**Problem details:** Quote exactly the lines running from the line with "Enumerate this screenshot's" to the end of the entries, including both, and nothing else.

**Material to process:**
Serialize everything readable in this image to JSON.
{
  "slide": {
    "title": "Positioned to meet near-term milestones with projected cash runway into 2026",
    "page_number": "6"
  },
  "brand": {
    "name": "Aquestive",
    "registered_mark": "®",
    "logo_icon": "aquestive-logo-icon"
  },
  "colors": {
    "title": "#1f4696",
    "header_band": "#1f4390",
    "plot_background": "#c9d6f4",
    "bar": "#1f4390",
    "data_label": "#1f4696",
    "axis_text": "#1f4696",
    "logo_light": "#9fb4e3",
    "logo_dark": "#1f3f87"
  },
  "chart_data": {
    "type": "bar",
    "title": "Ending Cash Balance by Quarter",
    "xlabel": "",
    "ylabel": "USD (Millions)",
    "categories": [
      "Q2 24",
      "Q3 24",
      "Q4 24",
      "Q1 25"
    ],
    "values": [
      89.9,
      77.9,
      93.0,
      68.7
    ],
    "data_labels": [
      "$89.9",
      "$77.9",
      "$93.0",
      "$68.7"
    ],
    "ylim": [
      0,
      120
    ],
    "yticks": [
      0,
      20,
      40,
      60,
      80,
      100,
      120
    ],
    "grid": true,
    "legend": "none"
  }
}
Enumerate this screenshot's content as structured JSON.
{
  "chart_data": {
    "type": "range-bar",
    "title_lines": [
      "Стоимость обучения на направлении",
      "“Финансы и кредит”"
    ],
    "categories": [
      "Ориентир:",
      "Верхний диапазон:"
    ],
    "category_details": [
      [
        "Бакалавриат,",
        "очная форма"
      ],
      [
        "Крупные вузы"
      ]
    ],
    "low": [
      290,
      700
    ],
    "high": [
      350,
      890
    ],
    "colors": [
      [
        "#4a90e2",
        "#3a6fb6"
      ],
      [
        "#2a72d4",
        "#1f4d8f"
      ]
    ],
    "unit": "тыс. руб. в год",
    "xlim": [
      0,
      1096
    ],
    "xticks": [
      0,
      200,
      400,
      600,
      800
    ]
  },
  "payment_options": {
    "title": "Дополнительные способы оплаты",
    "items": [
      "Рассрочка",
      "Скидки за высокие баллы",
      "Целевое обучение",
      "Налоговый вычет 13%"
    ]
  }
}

**Completed task:**
Enumerate this screenshot's content as structured JSON.
{
  "chart_data": {
    "type": "range-bar",
    "title_lines": [
      "Стоимость обучения на направлении",
      "“Финансы и кредит”"
    ],
    "categories": [
      "Ориентир:",
      "Верхний диапазон:"
    ],
    "category_details": [
      [
        "Бакалавриат,",
        "очная форма"
      ],
      [
        "Крупные вузы"
      ]
    ],
    "low": [
      290,
      700
    ],
    "high": [
      350,
      890
    ],
    "colors": [
      [
        "#4a90e2",
        "#3a6fb6"
      ],
      [
        "#2a72d4",
        "#1f4d8f"
      ]
    ],
    "unit": "тыс. руб. в год",
    "xlim": [
      0,
      1096
    ],
    "xticks": [
      0,
      200,
      400,
      600,
      800
    ]
  },
  "payment_options": {
    "title": "Дополнительные способы оплаты",
    "items": [
      "Рассрочка",
      "Скидки за высокие баллы",
      "Целевое обучение",
      "Налоговый вычет 13%"
    ]
  }
}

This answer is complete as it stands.